# Supplied entries start
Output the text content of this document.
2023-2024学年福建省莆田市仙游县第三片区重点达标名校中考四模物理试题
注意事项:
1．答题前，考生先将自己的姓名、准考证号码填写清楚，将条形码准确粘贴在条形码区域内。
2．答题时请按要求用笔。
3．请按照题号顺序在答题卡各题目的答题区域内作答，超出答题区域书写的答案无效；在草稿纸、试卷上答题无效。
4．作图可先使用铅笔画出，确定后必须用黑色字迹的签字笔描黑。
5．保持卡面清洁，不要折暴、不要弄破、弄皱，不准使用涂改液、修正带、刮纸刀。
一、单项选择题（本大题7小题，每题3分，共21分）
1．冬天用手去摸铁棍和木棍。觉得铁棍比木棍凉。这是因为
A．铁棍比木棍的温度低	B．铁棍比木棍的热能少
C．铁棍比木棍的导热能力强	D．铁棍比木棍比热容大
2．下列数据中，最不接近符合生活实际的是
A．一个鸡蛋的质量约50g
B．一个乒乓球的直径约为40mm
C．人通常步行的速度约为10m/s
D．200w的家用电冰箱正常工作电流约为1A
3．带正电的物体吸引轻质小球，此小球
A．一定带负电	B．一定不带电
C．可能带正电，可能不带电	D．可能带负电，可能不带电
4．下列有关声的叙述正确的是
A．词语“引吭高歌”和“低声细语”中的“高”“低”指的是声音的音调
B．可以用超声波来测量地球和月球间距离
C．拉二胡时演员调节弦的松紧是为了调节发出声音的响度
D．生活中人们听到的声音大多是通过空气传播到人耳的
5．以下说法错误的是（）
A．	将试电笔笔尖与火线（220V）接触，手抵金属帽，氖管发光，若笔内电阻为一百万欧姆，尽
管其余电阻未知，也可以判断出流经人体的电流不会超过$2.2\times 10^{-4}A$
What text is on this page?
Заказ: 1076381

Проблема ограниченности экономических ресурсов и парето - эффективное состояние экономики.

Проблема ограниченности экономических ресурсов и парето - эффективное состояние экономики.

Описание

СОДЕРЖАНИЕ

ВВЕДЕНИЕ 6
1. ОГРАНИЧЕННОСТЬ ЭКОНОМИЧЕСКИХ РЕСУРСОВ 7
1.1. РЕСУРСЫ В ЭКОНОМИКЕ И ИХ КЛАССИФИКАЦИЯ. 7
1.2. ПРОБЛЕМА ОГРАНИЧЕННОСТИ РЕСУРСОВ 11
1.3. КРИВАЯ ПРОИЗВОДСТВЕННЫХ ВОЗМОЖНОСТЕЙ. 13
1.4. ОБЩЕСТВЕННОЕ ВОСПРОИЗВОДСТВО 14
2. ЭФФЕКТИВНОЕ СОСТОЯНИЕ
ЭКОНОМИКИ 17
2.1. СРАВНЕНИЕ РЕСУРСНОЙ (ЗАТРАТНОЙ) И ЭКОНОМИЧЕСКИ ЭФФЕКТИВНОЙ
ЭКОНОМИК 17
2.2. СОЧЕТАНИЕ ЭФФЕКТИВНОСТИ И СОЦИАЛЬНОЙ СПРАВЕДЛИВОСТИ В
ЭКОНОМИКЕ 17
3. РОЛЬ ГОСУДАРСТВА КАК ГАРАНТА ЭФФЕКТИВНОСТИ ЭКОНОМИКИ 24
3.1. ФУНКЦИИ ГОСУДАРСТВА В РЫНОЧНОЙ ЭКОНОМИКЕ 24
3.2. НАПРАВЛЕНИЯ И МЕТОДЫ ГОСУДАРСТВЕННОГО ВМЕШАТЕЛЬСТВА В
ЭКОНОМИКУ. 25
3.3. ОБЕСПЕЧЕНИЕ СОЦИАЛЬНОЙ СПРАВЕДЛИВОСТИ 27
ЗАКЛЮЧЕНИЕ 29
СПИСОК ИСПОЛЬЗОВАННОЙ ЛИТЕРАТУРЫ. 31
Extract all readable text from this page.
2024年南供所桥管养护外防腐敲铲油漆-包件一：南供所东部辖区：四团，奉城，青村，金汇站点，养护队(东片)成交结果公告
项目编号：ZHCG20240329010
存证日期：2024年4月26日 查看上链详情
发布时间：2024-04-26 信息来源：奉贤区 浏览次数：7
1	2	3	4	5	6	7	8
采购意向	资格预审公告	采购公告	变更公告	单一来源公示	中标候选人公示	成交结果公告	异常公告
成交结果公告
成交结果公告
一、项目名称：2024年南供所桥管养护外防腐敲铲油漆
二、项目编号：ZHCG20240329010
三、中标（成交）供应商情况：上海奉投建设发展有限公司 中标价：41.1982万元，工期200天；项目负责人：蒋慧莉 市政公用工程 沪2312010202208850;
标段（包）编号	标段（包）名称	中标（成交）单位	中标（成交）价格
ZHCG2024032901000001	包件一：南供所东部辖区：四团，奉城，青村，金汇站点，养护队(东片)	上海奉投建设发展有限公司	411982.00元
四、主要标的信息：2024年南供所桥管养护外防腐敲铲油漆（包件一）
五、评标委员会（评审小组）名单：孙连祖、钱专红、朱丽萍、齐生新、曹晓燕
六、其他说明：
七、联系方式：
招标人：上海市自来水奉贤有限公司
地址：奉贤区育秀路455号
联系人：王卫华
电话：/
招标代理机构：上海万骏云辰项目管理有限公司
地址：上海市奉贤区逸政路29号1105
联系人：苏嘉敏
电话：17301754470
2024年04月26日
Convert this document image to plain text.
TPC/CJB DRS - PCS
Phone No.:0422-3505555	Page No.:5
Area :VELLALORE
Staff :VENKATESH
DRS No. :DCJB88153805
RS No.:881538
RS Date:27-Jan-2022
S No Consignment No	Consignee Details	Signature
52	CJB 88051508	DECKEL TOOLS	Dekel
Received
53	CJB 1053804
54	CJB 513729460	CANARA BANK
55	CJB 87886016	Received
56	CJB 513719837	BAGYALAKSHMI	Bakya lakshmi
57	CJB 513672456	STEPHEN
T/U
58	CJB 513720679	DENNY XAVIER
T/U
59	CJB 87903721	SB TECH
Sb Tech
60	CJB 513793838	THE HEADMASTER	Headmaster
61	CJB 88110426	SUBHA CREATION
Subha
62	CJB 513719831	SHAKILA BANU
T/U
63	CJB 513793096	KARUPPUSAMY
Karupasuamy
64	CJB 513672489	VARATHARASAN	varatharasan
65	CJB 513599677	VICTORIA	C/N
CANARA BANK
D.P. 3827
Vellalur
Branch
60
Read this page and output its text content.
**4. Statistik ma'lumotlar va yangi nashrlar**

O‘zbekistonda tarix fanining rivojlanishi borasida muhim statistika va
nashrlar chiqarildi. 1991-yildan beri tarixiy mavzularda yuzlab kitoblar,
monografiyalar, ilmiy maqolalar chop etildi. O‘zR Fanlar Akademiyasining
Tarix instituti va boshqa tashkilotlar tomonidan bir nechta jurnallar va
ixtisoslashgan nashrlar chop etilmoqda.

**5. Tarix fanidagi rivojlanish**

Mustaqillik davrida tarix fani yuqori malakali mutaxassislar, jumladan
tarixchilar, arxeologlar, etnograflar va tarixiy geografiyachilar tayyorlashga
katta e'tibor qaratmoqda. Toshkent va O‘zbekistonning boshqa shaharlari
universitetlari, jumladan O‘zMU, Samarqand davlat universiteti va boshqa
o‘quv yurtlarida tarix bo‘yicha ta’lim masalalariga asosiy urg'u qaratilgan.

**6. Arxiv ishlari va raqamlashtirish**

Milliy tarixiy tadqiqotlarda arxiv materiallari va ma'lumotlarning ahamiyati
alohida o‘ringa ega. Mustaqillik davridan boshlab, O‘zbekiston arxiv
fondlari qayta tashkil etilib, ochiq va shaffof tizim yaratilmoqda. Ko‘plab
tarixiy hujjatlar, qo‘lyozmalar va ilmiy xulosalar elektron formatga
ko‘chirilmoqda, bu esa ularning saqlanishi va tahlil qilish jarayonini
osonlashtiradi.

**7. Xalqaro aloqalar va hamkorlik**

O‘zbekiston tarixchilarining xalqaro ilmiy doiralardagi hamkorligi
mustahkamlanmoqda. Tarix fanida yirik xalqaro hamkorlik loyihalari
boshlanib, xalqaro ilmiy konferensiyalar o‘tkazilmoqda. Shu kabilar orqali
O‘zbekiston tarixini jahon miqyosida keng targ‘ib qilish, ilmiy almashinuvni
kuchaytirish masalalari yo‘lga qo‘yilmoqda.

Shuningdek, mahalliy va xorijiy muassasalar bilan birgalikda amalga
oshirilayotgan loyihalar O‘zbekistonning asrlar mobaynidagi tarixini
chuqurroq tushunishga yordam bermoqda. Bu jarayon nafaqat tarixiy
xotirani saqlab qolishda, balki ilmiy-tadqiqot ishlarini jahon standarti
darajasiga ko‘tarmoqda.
# Supplied entries end
Written request.
Only a number is wanted: how many lines of the data above contain "document"?

Expected answer.
2